EXCERPT —
***
# Looking For Zine Contributions



## Apples (Nov 26, 2009)

I've always felt like everyone has something to share. Whether it be stories, poems, pictures, how-to guides, etc. There is a lack of zines in MD so my buddy and I are starting a zine based on freedom of speech (so people can talk about whatever they want) so there isn't really a central topic the zine will focus on. I'm a huge fan of the stories and pictures on this website so i was wondering if anyone wanted to contribute. If so, let me know.


----------



## Apples (Nov 26, 2009)

The goal is to allow every and anyone to share just about anything they'd want to share (of course some things wouldn't be included if very racist or homophobic etc). Some of it will be based on varied genres of music. The idea is to give out the zine (for free) at shows. A lot of this project is to help my buddy out who is majoring in graphic design but we both want it to turn into something regular because there are a lot of people who are interested in it.


----------



## Franny (Nov 27, 2009)

If you're interested in poetry, let me know. I have tons, just give me some idea of what kind/length you're interested in. I would like a copy if you print it though.


----------



## Apples (Nov 27, 2009)

Of course i'm interested and of course you'll get a copy. I'll hit you up in a few days when i get home and we start pulling everything together.


----------



## Franny (Nov 28, 2009)

If you want to I could distribute it here as well. There aren't any zines, or really much culture to speak of. I've got access to a copier.


----------



## Rash L (Nov 28, 2009)

I also have a copier, and would love to help distribute if you could send it over the interwebs


----------



## veggieguy12 (Nov 28, 2009)

I have a few stories - none true, of course - about scam successes and daring adventures and mischievous achievements.
If you get a lot of submissions (and you might want to post on another forum or two if you want a lot of submissions), maybe you can give a couple themes to each issue. In that case, I'd contribute some tales on that theme.


----------



## Gypsybones (Nov 28, 2009)

I have some essays on social commentary and poetry (sort of. more like flows)


----------



## Apples (Nov 29, 2009)

Franny/Rash: We'd love help with distro, and it will probably be accessible on the web, maybe blogspot. 

Veggieguy: Love some stories, as of right now the first (maybe first few) probably won't have much of a theme.

Heavens Fall: Would love some essays and poetry.

I should be home in the within the next week and we're going to be getting to work. Feel free to e-mail me (e-mail in contact info).


----------



## Gypsybones (Nov 29, 2009)

well let me know when you need something and I'll send it along


----------



## Rash L (Nov 30, 2009)
***
WRITTEN PROBLEM A — In the zine thread, where does the plan say the zine will be given out?
The forum thread and the entries that follow it are unrelated to each other.

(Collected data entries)
***
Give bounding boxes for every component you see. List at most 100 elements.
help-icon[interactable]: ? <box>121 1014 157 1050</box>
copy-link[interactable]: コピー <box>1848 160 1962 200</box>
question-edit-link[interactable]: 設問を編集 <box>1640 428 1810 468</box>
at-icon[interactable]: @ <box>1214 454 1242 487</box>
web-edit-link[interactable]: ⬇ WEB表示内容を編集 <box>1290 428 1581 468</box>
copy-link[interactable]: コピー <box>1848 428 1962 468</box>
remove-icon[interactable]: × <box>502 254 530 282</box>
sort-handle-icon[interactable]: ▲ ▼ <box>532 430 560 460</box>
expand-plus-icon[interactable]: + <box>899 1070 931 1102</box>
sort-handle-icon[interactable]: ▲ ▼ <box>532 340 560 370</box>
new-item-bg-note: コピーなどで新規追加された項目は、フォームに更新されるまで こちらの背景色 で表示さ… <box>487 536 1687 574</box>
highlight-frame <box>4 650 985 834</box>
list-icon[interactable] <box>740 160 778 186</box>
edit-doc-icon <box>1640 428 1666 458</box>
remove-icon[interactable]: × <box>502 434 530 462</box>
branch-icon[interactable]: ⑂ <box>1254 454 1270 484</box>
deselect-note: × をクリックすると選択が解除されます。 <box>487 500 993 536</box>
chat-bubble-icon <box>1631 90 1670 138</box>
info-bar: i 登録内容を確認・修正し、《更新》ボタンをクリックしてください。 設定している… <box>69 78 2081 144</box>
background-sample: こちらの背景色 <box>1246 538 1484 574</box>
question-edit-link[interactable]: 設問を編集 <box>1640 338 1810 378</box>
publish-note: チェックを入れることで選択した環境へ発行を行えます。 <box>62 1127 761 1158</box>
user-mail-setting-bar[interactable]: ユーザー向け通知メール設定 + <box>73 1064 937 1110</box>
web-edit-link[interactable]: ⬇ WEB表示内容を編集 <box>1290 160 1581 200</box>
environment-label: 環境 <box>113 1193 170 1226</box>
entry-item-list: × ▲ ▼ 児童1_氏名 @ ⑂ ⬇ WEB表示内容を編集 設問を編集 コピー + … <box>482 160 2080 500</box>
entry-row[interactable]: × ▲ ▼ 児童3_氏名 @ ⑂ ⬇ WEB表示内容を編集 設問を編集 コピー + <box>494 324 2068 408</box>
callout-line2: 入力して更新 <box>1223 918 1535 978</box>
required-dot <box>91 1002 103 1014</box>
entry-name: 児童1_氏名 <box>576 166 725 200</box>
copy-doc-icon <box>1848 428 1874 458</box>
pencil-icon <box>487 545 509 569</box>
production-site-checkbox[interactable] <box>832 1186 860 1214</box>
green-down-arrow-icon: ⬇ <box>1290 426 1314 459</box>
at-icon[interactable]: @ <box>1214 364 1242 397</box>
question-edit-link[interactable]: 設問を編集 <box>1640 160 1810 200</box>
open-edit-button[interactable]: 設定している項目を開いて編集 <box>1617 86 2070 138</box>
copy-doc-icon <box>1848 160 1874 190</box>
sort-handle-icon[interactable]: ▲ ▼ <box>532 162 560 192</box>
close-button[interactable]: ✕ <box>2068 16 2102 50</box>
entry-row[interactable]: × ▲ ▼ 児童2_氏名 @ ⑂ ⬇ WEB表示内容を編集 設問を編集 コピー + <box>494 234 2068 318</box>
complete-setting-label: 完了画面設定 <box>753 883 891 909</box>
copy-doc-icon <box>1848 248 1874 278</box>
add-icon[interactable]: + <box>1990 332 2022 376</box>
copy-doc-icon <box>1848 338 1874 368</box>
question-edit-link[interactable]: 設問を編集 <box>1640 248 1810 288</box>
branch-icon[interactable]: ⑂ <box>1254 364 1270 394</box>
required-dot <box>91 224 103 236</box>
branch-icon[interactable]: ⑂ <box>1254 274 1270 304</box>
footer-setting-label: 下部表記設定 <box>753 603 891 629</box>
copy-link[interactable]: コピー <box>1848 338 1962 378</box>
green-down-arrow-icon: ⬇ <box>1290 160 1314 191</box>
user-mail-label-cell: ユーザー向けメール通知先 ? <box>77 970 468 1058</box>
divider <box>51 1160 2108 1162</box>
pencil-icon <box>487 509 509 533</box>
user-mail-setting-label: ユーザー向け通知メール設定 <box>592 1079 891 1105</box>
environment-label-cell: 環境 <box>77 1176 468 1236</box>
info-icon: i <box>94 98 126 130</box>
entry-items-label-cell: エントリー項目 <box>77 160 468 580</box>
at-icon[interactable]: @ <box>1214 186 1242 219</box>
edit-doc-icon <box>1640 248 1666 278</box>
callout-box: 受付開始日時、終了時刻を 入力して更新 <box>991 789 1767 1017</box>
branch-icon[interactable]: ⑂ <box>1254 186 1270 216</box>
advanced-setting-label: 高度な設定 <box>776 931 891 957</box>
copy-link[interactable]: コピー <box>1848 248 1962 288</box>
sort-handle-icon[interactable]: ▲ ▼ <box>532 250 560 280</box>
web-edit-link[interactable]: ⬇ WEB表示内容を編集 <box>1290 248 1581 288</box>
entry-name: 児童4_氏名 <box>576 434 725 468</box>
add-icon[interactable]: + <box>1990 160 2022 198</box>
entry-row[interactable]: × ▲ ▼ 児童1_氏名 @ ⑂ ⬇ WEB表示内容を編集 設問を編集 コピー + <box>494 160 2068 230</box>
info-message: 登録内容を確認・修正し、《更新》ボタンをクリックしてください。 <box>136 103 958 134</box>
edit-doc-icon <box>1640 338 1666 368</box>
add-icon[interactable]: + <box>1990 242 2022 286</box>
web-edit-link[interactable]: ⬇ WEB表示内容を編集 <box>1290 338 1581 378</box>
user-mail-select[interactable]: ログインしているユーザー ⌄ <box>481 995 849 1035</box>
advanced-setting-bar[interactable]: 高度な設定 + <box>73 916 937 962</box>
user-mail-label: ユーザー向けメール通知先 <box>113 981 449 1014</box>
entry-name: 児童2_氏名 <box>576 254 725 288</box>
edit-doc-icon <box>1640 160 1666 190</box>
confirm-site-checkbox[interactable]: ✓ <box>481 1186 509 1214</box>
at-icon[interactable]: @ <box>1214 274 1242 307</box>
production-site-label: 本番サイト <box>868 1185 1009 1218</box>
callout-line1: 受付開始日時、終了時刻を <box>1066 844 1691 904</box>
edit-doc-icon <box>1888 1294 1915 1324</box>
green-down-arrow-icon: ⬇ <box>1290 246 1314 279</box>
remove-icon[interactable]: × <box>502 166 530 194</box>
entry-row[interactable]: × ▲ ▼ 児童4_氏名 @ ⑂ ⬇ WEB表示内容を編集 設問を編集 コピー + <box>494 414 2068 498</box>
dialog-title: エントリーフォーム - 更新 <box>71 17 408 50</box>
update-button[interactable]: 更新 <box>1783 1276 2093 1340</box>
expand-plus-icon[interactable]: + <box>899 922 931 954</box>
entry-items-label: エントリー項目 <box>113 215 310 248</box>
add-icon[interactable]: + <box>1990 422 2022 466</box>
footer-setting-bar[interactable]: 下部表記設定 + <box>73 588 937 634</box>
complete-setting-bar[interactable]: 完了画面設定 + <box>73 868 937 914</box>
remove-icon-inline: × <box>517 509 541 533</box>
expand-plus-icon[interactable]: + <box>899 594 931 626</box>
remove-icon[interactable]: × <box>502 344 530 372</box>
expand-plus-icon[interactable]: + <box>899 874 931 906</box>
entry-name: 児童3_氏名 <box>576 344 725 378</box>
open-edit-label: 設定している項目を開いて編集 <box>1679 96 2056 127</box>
***
WRITTEN PROBLEM B — In the collected data entries, rewrite the part that opens with the first line and closes with the line containing "background-sample: こちらの背景色 <box>1246", changing "remove-icon" to "delete-icon" and leaving everything else unchanged.

CORRECT ANSWER A — For free at shows.

CORRECT ANSWER B —
Give bounding boxes for every component you see. List at most 100 elements.
help-icon[interactable]: ? <box>121 1014 157 1050</box>
copy-link[interactable]: コピー <box>1848 160 1962 200</box>
question-edit-link[interactable]: 設問を編集 <box>1640 428 1810 468</box>
at-icon[interactable]: @ <box>1214 454 1242 487</box>
web-edit-link[interactable]: ⬇ WEB表示内容を編集 <box>1290 428 1581 468</box>
copy-link[interactable]: コピー <box>1848 428 1962 468</box>
delete-icon[interactable]: × <box>502 254 530 282</box>
sort-handle-icon[interactable]: ▲ ▼ <box>532 430 560 460</box>
expand-plus-icon[interactable]: + <box>899 1070 931 1102</box>
sort-handle-icon[interactable]: ▲ ▼ <box>532 340 560 370</box>
new-item-bg-note: コピーなどで新規追加された項目は、フォームに更新されるまで こちらの背景色 で表示さ… <box>487 536 1687 574</box>
highlight-frame <box>4 650 985 834</box>
list-icon[interactable] <box>740 160 778 186</box>
edit-doc-icon <box>1640 428 1666 458</box>
delete-icon[interactable]: × <box>502 434 530 462</box>
branch-icon[interactable]: ⑂ <box>1254 454 1270 484</box>
deselect-note: × をクリックすると選択が解除されます。 <box>487 500 993 536</box>
chat-bubble-icon <box>1631 90 1670 138</box>
info-bar: i 登録内容を確認・修正し、《更新》ボタンをクリックしてください。 設定している… <box>69 78 2081 144</box>
background-sample: こちらの背景色 <box>1246 538 1484 574</box>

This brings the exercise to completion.